§ **Task goal**
Pull each line holding the word "exponential" from the data.

§ **Material for this exercise**

--- Start ---

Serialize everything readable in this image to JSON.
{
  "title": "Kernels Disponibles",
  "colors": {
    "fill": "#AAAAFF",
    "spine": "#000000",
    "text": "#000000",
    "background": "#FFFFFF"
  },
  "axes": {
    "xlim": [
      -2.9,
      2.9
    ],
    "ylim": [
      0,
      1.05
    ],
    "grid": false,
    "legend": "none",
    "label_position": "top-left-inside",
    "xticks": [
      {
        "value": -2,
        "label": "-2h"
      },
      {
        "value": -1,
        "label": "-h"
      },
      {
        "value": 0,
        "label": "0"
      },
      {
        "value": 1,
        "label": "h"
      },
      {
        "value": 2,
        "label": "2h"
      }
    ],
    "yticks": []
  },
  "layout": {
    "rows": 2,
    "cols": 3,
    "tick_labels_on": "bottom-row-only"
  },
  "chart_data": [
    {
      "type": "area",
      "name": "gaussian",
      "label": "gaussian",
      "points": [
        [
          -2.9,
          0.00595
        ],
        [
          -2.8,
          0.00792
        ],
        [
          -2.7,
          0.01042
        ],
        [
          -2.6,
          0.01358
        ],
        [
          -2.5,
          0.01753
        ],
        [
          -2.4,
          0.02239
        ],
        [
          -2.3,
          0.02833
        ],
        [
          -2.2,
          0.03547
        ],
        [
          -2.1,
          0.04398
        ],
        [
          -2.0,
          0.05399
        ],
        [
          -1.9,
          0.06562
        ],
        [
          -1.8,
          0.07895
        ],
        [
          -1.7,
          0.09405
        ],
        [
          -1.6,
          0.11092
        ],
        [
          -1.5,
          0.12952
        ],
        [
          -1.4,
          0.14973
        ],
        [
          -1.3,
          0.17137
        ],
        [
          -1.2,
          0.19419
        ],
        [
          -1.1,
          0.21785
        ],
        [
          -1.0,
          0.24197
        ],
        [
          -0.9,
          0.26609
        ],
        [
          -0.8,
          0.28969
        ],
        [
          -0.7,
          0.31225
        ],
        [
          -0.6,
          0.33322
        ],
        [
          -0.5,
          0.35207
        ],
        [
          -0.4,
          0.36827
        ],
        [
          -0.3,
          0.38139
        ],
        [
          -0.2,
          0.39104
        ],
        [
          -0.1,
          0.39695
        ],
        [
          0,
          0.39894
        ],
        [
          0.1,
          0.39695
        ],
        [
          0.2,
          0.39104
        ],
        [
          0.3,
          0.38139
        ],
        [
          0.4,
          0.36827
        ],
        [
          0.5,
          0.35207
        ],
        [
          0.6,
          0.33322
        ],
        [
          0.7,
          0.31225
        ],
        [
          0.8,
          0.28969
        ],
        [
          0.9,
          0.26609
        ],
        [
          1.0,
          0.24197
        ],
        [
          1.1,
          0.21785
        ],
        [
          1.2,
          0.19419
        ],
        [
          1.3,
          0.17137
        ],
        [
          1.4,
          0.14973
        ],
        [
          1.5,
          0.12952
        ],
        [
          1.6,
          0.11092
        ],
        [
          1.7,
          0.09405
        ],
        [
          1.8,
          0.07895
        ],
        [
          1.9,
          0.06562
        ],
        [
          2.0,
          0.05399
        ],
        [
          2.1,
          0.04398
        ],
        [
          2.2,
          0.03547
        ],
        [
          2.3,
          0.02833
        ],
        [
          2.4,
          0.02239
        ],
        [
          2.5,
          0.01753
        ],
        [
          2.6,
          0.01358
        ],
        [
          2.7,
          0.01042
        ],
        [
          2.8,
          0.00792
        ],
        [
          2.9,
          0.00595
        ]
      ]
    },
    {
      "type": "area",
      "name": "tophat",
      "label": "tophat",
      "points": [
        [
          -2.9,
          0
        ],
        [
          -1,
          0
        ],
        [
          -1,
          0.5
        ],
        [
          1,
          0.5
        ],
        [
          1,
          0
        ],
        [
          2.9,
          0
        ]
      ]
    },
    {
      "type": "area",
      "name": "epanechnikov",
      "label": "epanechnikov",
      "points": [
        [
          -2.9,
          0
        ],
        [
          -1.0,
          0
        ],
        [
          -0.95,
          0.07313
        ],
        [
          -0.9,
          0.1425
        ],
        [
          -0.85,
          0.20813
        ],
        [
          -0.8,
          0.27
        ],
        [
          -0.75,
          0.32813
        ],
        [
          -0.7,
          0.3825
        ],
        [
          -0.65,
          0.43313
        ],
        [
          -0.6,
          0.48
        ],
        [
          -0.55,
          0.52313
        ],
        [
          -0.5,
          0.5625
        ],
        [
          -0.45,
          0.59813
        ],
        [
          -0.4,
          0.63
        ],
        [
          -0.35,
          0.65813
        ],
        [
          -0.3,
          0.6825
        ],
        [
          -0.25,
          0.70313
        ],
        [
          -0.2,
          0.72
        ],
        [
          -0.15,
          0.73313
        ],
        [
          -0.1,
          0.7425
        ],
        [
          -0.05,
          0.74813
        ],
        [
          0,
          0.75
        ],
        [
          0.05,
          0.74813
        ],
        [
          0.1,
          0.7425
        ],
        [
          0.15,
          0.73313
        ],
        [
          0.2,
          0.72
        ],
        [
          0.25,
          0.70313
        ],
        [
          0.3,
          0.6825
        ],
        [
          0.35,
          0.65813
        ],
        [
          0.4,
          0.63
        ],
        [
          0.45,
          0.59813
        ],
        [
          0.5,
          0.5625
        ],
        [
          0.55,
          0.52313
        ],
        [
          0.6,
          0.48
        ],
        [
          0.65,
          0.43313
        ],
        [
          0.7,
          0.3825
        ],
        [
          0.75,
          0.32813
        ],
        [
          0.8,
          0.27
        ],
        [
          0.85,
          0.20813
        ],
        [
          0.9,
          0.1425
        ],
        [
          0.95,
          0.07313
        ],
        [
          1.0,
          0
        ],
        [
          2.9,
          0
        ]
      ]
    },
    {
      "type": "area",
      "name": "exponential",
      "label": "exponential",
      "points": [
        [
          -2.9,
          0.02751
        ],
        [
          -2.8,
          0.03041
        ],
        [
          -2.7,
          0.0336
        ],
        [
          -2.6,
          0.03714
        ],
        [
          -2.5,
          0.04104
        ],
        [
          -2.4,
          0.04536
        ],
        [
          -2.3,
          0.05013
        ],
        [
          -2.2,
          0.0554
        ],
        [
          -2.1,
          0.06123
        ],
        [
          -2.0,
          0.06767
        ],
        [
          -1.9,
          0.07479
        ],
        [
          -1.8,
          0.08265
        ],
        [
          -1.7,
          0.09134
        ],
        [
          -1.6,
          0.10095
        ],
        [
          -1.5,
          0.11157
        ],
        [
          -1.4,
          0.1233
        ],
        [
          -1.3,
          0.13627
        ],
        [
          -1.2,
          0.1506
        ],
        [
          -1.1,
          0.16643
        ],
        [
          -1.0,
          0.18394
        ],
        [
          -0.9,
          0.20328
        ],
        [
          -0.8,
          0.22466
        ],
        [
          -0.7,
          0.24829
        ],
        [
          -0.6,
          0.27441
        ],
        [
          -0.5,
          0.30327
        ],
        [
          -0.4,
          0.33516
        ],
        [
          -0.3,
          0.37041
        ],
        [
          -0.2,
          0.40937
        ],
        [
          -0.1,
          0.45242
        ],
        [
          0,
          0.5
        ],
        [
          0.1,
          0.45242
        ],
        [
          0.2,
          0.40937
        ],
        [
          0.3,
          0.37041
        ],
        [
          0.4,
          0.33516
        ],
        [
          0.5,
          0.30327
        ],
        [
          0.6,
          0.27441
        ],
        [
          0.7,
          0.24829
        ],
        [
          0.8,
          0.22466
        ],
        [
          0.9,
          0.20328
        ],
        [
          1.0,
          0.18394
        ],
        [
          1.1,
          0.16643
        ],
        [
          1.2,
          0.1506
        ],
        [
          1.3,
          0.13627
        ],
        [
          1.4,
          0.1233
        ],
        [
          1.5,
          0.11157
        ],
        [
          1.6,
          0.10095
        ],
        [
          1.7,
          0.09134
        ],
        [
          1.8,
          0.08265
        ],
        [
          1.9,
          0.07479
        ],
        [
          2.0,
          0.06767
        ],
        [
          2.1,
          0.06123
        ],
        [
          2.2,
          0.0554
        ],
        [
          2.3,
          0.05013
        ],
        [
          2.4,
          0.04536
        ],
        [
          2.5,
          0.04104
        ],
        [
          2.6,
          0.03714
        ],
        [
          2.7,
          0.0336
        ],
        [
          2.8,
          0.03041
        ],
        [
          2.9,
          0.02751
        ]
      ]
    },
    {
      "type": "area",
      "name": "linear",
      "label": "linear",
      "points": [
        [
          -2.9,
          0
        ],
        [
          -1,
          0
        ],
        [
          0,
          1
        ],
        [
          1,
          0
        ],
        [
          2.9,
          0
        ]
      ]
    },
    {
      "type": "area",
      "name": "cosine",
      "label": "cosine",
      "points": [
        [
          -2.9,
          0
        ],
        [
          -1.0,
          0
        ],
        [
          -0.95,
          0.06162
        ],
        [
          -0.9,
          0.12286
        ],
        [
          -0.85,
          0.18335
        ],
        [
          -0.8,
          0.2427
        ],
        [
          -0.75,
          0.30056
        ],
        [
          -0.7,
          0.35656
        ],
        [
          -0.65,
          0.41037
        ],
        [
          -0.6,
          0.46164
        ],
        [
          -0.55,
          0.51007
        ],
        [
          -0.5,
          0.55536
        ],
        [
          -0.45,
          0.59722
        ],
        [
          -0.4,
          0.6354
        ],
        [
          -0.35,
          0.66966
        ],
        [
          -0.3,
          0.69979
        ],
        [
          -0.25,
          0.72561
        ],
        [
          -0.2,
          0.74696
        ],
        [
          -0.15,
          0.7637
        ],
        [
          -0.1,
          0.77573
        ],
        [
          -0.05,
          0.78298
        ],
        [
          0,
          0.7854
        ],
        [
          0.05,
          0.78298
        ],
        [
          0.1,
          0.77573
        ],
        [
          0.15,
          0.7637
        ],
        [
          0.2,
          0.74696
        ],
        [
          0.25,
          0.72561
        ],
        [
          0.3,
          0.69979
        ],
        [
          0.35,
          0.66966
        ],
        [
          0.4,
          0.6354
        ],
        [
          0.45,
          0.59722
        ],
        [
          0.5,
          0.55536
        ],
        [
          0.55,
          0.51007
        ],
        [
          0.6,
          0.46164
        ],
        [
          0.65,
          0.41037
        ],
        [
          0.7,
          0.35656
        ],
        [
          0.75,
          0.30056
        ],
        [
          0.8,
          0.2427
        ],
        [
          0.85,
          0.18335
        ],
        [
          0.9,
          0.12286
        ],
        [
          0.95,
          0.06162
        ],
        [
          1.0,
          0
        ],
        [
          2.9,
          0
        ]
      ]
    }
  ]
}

--- End ---

§ **Task result**
      "name": "exponential",
      "label": "exponential",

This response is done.